> **TASK**: Look through the data below. Pick out the lines holding the string "trash".

> **RECORDS SHOWN**:
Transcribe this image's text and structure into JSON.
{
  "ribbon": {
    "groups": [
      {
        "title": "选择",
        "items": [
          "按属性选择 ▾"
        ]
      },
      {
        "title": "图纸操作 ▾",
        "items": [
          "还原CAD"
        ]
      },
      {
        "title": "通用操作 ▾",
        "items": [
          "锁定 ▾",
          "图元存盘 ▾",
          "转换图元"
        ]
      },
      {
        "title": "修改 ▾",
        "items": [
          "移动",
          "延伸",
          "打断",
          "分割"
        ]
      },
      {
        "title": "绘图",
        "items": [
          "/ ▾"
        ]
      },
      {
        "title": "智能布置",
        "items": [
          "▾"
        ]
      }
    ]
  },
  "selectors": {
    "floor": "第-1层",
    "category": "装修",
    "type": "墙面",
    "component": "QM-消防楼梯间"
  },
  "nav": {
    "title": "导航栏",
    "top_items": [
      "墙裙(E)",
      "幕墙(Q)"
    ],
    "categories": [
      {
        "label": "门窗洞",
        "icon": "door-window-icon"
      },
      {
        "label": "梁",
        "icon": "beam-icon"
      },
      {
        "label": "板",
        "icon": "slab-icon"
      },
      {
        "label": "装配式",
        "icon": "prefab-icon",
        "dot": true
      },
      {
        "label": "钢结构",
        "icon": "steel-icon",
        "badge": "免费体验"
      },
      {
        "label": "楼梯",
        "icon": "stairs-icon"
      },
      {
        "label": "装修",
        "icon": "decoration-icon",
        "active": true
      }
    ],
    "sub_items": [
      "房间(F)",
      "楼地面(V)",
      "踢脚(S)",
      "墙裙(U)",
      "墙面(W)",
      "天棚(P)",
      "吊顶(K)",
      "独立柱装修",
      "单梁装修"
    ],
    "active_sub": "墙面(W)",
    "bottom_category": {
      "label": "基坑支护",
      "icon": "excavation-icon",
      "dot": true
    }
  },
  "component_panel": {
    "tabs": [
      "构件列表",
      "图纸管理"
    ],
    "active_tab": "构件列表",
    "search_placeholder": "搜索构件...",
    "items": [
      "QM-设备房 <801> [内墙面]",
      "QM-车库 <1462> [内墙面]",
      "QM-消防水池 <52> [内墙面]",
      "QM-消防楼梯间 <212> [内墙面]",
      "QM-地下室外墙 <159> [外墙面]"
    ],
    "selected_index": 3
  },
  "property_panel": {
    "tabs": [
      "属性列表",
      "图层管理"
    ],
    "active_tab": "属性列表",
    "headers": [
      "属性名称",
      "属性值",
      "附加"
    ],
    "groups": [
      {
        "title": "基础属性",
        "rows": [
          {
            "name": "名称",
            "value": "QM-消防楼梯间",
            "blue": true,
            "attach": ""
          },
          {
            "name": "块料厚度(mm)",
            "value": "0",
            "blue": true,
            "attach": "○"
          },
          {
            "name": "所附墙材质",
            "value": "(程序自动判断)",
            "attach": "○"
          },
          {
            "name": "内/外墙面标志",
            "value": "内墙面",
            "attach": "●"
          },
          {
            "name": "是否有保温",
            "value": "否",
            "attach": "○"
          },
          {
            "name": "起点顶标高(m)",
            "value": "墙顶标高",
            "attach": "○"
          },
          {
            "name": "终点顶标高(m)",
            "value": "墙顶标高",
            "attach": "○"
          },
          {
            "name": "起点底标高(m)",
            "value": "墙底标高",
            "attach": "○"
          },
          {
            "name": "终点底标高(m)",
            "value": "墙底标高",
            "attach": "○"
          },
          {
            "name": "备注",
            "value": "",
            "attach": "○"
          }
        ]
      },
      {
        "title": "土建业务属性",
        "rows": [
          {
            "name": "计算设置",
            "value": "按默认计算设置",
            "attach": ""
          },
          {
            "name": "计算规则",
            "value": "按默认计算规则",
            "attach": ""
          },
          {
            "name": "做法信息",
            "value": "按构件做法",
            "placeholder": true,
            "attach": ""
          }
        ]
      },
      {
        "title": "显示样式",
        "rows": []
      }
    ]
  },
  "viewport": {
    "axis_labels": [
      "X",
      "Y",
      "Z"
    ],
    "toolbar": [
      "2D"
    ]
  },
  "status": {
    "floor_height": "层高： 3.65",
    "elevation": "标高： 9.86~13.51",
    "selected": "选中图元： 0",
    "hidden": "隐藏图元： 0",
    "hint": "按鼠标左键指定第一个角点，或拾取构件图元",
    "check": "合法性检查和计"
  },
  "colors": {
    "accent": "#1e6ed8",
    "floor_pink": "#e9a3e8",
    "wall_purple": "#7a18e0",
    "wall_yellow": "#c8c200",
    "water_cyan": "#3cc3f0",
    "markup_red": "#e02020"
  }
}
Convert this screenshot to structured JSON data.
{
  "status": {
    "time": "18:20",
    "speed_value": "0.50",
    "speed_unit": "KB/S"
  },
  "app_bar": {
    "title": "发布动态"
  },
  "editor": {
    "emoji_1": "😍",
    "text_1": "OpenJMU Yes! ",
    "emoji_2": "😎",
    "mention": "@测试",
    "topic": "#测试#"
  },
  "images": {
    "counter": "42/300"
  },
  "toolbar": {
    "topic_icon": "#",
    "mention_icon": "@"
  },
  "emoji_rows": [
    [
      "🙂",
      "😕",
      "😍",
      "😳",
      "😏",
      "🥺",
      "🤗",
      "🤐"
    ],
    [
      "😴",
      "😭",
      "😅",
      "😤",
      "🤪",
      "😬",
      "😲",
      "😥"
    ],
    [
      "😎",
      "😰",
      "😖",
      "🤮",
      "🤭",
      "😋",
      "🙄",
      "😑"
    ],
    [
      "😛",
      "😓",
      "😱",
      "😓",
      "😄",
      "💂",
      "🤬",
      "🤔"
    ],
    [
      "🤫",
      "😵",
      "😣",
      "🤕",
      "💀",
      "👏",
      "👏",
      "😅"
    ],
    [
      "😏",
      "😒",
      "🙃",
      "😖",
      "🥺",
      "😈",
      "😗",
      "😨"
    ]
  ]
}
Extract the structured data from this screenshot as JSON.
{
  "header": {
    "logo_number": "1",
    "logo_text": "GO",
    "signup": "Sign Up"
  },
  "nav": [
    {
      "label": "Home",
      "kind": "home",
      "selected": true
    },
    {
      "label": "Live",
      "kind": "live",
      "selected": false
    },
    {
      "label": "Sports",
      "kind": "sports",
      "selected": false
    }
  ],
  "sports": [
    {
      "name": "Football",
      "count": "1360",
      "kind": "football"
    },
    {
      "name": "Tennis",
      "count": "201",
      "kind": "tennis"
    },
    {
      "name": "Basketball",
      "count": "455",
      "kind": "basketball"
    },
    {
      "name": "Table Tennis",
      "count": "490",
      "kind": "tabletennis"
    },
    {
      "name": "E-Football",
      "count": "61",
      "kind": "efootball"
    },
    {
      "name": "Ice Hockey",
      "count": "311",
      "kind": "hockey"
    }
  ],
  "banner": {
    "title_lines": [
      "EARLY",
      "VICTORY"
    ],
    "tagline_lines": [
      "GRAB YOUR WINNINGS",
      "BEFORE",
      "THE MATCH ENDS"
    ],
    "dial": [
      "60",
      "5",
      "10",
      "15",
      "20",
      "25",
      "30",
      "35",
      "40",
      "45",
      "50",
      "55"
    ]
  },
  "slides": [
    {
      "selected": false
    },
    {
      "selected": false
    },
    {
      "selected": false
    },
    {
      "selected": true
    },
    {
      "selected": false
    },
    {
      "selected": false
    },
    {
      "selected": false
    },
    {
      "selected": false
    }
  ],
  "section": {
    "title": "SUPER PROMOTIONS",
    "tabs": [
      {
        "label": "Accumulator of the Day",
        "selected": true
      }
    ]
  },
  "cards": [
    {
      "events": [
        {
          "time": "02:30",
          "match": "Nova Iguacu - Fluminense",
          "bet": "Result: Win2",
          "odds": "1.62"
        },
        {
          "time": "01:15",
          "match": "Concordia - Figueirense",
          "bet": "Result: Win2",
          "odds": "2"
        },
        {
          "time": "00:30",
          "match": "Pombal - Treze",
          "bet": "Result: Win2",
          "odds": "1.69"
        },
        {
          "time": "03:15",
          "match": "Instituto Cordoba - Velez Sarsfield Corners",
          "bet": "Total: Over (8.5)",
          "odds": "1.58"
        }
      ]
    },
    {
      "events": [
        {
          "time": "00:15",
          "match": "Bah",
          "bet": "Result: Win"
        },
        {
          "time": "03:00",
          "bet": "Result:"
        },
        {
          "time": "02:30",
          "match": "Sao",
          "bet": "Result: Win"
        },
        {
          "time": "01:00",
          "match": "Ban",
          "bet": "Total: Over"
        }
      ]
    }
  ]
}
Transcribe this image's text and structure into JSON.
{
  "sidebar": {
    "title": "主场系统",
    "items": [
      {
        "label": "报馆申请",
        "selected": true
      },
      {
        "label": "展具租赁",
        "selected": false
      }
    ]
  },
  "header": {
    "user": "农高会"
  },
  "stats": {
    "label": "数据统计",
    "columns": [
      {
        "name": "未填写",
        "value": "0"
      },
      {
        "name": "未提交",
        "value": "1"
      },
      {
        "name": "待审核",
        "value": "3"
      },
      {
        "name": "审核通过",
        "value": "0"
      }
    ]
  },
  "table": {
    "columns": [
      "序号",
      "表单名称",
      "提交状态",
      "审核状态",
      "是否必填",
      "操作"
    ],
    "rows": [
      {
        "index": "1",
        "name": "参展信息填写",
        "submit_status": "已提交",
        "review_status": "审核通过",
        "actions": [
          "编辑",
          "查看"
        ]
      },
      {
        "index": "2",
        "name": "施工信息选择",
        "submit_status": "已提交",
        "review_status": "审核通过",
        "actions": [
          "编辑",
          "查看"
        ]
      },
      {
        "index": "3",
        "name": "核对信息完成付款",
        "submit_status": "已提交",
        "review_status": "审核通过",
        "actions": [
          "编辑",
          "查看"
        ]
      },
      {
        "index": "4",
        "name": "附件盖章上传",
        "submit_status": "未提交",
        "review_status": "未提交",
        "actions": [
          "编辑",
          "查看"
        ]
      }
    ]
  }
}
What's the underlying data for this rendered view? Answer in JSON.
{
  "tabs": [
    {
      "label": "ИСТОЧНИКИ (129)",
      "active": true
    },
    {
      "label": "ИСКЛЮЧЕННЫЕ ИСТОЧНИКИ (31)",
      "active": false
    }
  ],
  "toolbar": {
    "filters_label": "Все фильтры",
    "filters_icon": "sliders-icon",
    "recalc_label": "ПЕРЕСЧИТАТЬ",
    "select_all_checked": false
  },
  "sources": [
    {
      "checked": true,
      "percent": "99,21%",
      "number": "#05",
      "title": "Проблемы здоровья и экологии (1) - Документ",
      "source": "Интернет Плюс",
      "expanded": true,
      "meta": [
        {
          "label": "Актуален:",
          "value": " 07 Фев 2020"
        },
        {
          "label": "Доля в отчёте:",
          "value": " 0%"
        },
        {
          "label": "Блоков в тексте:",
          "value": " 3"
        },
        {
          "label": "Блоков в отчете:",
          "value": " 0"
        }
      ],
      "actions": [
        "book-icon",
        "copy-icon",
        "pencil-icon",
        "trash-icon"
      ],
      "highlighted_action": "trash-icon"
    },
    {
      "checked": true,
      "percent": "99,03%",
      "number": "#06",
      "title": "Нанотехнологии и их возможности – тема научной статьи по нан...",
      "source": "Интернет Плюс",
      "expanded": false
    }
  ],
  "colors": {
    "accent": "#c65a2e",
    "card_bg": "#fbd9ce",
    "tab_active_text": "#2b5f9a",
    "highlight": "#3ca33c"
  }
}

> **ANSWER TO THE EXERCISE**:
        "trash-icon"
      "highlighted_action": "trash-icon"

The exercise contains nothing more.